EXERCISE DIRECTIONS:
Write the data out again so that it matches word for word.

━━━━━━━━━━━━━━━━━━━━

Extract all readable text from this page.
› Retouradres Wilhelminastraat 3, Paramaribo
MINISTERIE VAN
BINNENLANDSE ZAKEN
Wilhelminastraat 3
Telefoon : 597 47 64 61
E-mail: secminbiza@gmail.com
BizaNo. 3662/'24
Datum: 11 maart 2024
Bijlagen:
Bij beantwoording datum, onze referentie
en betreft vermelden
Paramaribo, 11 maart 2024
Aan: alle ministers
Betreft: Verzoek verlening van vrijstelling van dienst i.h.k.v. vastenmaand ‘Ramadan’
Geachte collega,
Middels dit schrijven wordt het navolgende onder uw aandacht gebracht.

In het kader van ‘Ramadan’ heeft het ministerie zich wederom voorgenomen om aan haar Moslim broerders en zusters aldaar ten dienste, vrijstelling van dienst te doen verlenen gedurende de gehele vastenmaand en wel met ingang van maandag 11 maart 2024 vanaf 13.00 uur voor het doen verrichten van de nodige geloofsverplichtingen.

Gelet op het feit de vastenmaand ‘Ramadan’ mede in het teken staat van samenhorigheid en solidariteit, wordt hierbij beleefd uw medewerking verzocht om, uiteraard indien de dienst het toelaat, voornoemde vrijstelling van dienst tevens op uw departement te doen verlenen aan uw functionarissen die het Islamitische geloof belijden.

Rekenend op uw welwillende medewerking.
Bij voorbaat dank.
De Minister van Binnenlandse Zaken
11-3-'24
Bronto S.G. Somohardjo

━━━━━━━━━━━━━━━━━━━━

RESULT:
Extract all readable text from this page.
› Retouradres Wilhelminastraat 3, Paramaribo
MINISTERIE VAN
BINNENLANDSE ZAKEN
Wilhelminastraat 3
Telefoon : 597 47 64 61
E-mail: secminbiza@gmail.com
BizaNo. 3662/'24
Datum: 11 maart 2024
Bijlagen:
Bij beantwoording datum, onze referentie
en betreft vermelden
Paramaribo, 11 maart 2024
Aan: alle ministers
Betreft: Verzoek verlening van vrijstelling van dienst i.h.k.v. vastenmaand ‘Ramadan’
Geachte collega,
Middels dit schrijven wordt het navolgende onder uw aandacht gebracht.

In het kader van ‘Ramadan’ heeft het ministerie zich wederom voorgenomen om aan haar Moslim broerders en zusters aldaar ten dienste, vrijstelling van dienst te doen verlenen gedurende de gehele vastenmaand en wel met ingang van maandag 11 maart 2024 vanaf 13.00 uur voor het doen verrichten van de nodige geloofsverplichtingen.

Gelet op het feit de vastenmaand ‘Ramadan’ mede in het teken staat van samenhorigheid en solidariteit, wordt hierbij beleefd uw medewerking verzocht om, uiteraard indien de dienst het toelaat, voornoemde vrijstelling van dienst tevens op uw departement te doen verlenen aan uw functionarissen die het Islamitische geloof belijden.

Rekenend op uw welwillende medewerking.
Bij voorbaat dank.
De Minister van Binnenlandse Zaken
11-3-'24
Bronto S.G. Somohardjo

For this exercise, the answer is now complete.